[PASSAGE PROVIDED]
The Therapeutic Relationship:

We come now to Norcross' chapter of the above name. It repeats some of the findings from earlier in the book about the centrality of the therapeutic relationship over and above theory and technique. 

But it goes on to make a point that I have only once, and briefly, encountered before in a more informal manner, and that was from reading Yalom's The Gift of Therapy, where he will regularly ask patients "How are we--you and I--doing?" as a way of gauging the therapeutic relationship and any possible ruptures to it. When I read that book earlier this year I filed Yalom's question away and thought I might bring it out on occasion. But Norcross, in this chapter, has thoroughly convinced me that it needs to be brought out systematically and regularly, not least because he says (in a finding I have seen repeated elsewhere), "psychotherapists are comparatively poor at gauging their client's experiences of their empathy and the alliance" (117). In fact, therapists very regularly, and by an alarmingly wide margin, overestimate the strength of the alliance and underestimate the problems in it and the patient's willingness to walk away from it with little or no notice. 

To avoid these blind spots and biases, therapists, Norcross says, must regularly ask for feedback from patients to see how the working alliance is, and to repair it when that becomes necessary, as it regularly will. The methods and challenges of asking for such feedback are taken up by Lambert in the eighth chapter, which has some invaluable references to published research, some examples of which you can, happily and helpfully, find online in places such as this

Measuring the Working Alliance:

Lambert and others (including Scott Miller, linked above) have been pioneers in developing short, practical, accessible, and easy methods of soliciting regular feedback from patients, not least because without it "practitioners grossly underestimate negative outcomes" (240). 

Before going on, let me record here my previous unreflective snobbery for modern psychology's fetish for measurement. Much of that is still merited (especially towards the rest of the social sciences), but on this issue Lambert's chapter has totally changed my mind. I don't want to sound like a convert, because all converts to anything are a pest whom one should regard with deep suspicion and keep well clear of, but let me record my gratitude for having been forced take account of the evidence that Lambert and others have amassed in an impressive and convincing manner. 

What evidence is that, you ask? There is evidence, first--as noted above--that therapists are not good at discerning the strength of the alliance, or anticipating breaches. There is evidence, second--again noted above--that half of people who begin in therapy never finish and drop out very often because of deficiencies in the relationship, therapist, or both. And finally, and most important here, there is increasing evidence that therapists who solicit and respond to regular feedback "about client progress" see much improved outcomes for those predicted to be at risk of deteriorating or dropping out entirely. 

Looking at studies in both Europe and North America, Lambert has noted dramatic decreases in drop-out and deterioration rates by patients whose therapists regularly sought and used their feedback. He goes on to review a variety of recent mechanisms to solicit this feedback, noting strengths and weaknesses of each. He does all this "because the empirical literature has shown that the quality of the therapeutic alliance is consistently related to outcome" (247). 

Additional benefits of using such feedback include the ease with which such mechanisms fit in to a diversity of approaches: one can use them "regardless of theoretical orientation." For them to work, of course, they need to be brief and easy to follow, and to my mind the best one is the four-question model illustrated in the Miller, Duncan et al article linked above and here. It is certainly something I want to start using. 

If you are like I was, and still skeptical about this, then you very much want to review this chapter in detail, and the very considerable bibliography it provides of additional studies and evidence. Other chapters in the book may be of value to you as well.
[/PASSAGE PROVIDED]
[RECORD SET]
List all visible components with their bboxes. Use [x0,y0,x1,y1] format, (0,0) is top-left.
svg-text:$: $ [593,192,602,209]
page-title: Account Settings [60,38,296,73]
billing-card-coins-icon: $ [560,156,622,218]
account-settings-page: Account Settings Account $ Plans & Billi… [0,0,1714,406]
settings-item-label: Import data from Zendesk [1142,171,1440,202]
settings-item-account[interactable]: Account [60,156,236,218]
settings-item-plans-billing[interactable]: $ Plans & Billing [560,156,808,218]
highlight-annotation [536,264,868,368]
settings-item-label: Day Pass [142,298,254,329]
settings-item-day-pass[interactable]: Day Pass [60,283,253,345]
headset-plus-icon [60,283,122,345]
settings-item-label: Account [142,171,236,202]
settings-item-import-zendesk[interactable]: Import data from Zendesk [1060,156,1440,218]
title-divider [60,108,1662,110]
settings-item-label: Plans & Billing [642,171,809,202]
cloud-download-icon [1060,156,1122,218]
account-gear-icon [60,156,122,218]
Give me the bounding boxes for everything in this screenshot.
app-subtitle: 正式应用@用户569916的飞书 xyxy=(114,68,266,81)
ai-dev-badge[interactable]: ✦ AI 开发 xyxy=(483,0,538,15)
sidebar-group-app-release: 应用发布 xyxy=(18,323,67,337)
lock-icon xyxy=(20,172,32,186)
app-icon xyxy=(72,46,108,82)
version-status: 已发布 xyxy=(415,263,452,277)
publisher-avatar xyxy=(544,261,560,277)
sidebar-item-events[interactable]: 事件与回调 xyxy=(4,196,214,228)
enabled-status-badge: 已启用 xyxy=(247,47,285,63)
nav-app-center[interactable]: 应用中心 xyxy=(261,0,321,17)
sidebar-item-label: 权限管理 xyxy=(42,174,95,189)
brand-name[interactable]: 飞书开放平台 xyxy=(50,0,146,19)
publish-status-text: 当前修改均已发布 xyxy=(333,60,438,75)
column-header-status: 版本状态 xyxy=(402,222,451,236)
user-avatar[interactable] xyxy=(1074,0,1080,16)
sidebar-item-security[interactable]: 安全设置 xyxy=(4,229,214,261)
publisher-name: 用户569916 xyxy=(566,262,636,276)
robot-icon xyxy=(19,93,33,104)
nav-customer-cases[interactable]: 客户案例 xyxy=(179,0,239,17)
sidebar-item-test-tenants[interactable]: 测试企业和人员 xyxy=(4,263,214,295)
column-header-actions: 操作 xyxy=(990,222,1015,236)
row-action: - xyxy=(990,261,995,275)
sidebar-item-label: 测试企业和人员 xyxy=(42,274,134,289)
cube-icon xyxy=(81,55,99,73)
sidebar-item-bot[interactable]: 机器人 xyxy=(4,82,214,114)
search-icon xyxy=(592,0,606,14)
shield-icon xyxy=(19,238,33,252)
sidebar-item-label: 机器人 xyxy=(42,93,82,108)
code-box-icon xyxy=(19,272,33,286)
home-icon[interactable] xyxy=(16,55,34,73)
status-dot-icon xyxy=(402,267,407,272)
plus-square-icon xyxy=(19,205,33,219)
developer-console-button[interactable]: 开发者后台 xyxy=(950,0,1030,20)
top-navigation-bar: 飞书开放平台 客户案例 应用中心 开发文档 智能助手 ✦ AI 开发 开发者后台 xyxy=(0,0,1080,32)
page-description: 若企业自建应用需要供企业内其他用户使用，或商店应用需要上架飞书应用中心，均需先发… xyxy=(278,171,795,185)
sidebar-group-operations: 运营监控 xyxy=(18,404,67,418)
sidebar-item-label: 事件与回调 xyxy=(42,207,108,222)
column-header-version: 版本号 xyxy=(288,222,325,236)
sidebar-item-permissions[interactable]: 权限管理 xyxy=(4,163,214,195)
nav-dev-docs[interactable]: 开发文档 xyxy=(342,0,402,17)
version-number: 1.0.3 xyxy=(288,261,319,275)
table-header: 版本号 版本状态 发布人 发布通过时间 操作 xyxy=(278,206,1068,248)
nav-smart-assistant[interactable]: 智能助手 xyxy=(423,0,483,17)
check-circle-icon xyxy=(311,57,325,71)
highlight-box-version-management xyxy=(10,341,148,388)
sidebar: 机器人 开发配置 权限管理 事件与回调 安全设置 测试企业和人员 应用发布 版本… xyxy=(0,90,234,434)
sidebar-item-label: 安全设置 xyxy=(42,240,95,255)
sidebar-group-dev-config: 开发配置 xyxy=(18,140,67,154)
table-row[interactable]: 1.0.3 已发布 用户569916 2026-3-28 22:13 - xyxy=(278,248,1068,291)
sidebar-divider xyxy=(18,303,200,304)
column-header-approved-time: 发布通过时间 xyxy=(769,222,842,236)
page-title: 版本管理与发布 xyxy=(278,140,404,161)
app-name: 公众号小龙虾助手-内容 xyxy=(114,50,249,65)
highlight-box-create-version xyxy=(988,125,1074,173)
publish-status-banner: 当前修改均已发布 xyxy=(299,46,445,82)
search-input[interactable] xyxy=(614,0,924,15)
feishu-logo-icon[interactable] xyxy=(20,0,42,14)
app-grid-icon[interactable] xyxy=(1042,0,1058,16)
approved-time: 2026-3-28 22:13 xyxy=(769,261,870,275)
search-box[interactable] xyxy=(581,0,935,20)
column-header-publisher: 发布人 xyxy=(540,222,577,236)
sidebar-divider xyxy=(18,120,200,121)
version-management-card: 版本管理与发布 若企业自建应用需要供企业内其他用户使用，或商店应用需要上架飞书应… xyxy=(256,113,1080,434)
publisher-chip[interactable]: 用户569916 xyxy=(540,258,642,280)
[/RECORD SET]
Using the text on the therapeutic relationship, answer:
(a) What question does Yalom regularly ask patients to gauge the therapeutic relationship?
(b) In which chapter does Lambert take up the methods and challenges of asking for feedback?
(c) What share of people who begin therapy never finish, according to the evidence cited?

### [TASK RESPONSE]
(a) "How are we--you and I--doing?"
(b) The eighth chapter.
(c) Half.